• Dataset excerpts
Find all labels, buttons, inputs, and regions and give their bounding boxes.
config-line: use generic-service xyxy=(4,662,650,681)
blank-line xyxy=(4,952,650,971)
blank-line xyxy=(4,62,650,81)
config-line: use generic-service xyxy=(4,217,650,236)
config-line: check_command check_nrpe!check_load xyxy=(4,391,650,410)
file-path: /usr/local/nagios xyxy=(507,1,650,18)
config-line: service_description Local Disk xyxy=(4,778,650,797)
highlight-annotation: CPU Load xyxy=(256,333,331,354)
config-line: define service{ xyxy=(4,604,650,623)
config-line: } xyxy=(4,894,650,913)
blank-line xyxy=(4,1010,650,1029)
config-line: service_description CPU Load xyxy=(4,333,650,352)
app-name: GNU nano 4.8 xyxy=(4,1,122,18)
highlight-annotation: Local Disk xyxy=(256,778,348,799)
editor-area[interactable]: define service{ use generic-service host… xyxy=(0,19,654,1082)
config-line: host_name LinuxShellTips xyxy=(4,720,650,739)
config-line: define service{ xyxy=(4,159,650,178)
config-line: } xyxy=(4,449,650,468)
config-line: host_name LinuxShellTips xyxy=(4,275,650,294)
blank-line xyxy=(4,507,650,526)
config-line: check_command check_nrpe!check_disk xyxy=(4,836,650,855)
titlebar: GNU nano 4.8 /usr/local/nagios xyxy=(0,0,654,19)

• What you are asked to do
Print all of the rows above again, unchanged and in the same order.

• Solution
Find all labels, buttons, inputs, and regions and give their bounding boxes.
config-line: use generic-service xyxy=(4,662,650,681)
blank-line xyxy=(4,952,650,971)
blank-line xyxy=(4,62,650,81)
config-line: use generic-service xyxy=(4,217,650,236)
config-line: check_command check_nrpe!check_load xyxy=(4,391,650,410)
file-path: /usr/local/nagios xyxy=(507,1,650,18)
config-line: service_description Local Disk xyxy=(4,778,650,797)
highlight-annotation: CPU Load xyxy=(256,333,331,354)
config-line: define service{ xyxy=(4,604,650,623)
config-line: } xyxy=(4,894,650,913)
blank-line xyxy=(4,1010,650,1029)
config-line: service_description CPU Load xyxy=(4,333,650,352)
app-name: GNU nano 4.8 xyxy=(4,1,122,18)
highlight-annotation: Local Disk xyxy=(256,778,348,799)
editor-area[interactable]: define service{ use generic-service host… xyxy=(0,19,654,1082)
config-line: host_name LinuxShellTips xyxy=(4,720,650,739)
config-line: define service{ xyxy=(4,159,650,178)
config-line: } xyxy=(4,449,650,468)
config-line: host_name LinuxShellTips xyxy=(4,275,650,294)
blank-line xyxy=(4,507,650,526)
config-line: check_command check_nrpe!check_disk xyxy=(4,836,650,855)
titlebar: GNU nano 4.8 /usr/local/nagios xyxy=(0,0,654,19)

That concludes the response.